*Exercise aim:* Reproduce exactly the line in which "Transcribe this image's" occurs and all the lines after it, ending with the last line.

Start

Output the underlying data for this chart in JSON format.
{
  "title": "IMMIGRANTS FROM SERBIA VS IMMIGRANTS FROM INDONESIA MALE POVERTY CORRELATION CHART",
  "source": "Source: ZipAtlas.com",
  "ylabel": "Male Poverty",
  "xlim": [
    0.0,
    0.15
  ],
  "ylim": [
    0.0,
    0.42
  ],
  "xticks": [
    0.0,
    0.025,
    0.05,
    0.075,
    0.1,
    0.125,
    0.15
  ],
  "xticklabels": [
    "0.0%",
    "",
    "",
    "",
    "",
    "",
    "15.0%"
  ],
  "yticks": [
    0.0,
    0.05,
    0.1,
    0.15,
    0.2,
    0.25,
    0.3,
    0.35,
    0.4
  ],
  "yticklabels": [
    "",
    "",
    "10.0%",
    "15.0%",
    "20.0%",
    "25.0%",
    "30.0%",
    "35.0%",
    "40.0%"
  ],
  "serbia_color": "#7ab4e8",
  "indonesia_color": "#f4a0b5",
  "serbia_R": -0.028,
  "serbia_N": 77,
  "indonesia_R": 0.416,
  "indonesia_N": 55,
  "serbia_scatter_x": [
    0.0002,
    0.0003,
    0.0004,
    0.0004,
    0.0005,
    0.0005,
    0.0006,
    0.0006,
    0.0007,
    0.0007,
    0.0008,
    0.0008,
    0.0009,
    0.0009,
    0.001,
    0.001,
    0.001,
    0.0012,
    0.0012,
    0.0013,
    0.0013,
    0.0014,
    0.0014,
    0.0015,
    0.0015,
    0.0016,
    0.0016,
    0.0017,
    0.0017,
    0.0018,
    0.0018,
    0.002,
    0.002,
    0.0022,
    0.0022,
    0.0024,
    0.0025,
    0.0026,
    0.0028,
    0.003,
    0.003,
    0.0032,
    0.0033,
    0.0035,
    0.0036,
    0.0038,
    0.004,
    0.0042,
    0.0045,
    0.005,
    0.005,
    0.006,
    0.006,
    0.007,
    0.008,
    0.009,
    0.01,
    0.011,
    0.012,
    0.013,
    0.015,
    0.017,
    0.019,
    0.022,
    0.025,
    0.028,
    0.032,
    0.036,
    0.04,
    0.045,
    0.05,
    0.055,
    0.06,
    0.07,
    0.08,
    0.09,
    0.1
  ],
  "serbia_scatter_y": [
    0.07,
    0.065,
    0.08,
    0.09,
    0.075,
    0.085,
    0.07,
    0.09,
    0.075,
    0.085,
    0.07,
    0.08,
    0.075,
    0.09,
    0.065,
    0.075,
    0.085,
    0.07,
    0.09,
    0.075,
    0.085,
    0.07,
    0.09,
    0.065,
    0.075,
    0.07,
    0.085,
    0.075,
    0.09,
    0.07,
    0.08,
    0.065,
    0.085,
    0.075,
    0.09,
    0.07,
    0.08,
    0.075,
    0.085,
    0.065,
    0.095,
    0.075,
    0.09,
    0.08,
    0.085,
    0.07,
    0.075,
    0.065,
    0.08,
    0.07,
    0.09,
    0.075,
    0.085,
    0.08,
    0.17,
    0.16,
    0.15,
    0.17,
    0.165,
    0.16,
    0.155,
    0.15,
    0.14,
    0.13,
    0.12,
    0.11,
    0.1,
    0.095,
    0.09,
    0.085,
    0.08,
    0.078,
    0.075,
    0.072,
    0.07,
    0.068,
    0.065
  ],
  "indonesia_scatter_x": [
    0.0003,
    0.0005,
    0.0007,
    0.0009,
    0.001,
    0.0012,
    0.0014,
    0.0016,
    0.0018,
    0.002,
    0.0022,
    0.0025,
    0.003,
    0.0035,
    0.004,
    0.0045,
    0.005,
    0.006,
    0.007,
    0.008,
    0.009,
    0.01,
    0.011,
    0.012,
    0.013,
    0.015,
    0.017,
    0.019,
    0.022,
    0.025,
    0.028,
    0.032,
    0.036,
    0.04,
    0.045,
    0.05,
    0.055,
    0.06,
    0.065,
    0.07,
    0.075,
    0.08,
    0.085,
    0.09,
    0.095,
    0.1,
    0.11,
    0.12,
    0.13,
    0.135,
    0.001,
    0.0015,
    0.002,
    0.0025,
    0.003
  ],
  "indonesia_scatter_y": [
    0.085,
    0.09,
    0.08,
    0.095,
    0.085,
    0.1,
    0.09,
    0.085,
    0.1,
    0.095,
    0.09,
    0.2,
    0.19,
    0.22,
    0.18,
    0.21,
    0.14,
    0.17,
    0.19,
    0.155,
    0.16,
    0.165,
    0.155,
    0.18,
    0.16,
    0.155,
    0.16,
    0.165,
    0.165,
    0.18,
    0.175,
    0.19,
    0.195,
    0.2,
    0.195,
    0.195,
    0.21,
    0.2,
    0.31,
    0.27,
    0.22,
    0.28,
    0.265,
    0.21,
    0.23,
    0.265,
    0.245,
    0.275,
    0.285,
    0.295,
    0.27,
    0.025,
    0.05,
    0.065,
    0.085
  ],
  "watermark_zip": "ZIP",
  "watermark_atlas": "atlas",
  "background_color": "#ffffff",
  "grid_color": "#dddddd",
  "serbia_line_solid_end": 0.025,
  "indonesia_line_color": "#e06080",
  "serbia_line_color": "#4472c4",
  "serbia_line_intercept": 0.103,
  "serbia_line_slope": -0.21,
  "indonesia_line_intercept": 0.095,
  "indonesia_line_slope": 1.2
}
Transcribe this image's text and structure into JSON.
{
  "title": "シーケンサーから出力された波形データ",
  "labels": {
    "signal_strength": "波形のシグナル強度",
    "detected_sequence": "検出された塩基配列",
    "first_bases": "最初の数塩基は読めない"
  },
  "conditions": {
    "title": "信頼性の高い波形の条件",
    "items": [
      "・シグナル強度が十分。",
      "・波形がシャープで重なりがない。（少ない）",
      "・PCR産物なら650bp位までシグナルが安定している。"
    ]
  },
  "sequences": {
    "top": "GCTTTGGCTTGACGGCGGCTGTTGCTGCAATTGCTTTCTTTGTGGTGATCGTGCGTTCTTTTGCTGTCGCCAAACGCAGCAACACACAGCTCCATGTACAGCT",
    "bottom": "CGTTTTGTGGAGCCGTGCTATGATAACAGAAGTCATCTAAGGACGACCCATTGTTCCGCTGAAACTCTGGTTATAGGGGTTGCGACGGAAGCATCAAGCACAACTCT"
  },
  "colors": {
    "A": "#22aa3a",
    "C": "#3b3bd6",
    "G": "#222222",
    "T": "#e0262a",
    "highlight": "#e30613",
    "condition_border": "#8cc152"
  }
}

End

*Response to the task:*
Transcribe this image's text and structure into JSON.
{
  "title": "シーケンサーから出力された波形データ",
  "labels": {
    "signal_strength": "波形のシグナル強度",
    "detected_sequence": "検出された塩基配列",
    "first_bases": "最初の数塩基は読めない"
  },
  "conditions": {
    "title": "信頼性の高い波形の条件",
    "items": [
      "・シグナル強度が十分。",
      "・波形がシャープで重なりがない。（少ない）",
      "・PCR産物なら650bp位までシグナルが安定している。"
    ]
  },
  "sequences": {
    "top": "GCTTTGGCTTGACGGCGGCTGTTGCTGCAATTGCTTTCTTTGTGGTGATCGTGCGTTCTTTTGCTGTCGCCAAACGCAGCAACACACAGCTCCATGTACAGCT",
    "bottom": "CGTTTTGTGGAGCCGTGCTATGATAACAGAAGTCATCTAAGGACGACCCATTGTTCCGCTGAAACTCTGGTTATAGGGGTTGCGACGGAAGCATCAAGCACAACTCT"
  },
  "colors": {
    "A": "#22aa3a",
    "C": "#3b3bd6",
    "G": "#222222",
    "T": "#e0262a",
    "highlight": "#e30613",
    "condition_border": "#8cc152"
  }
}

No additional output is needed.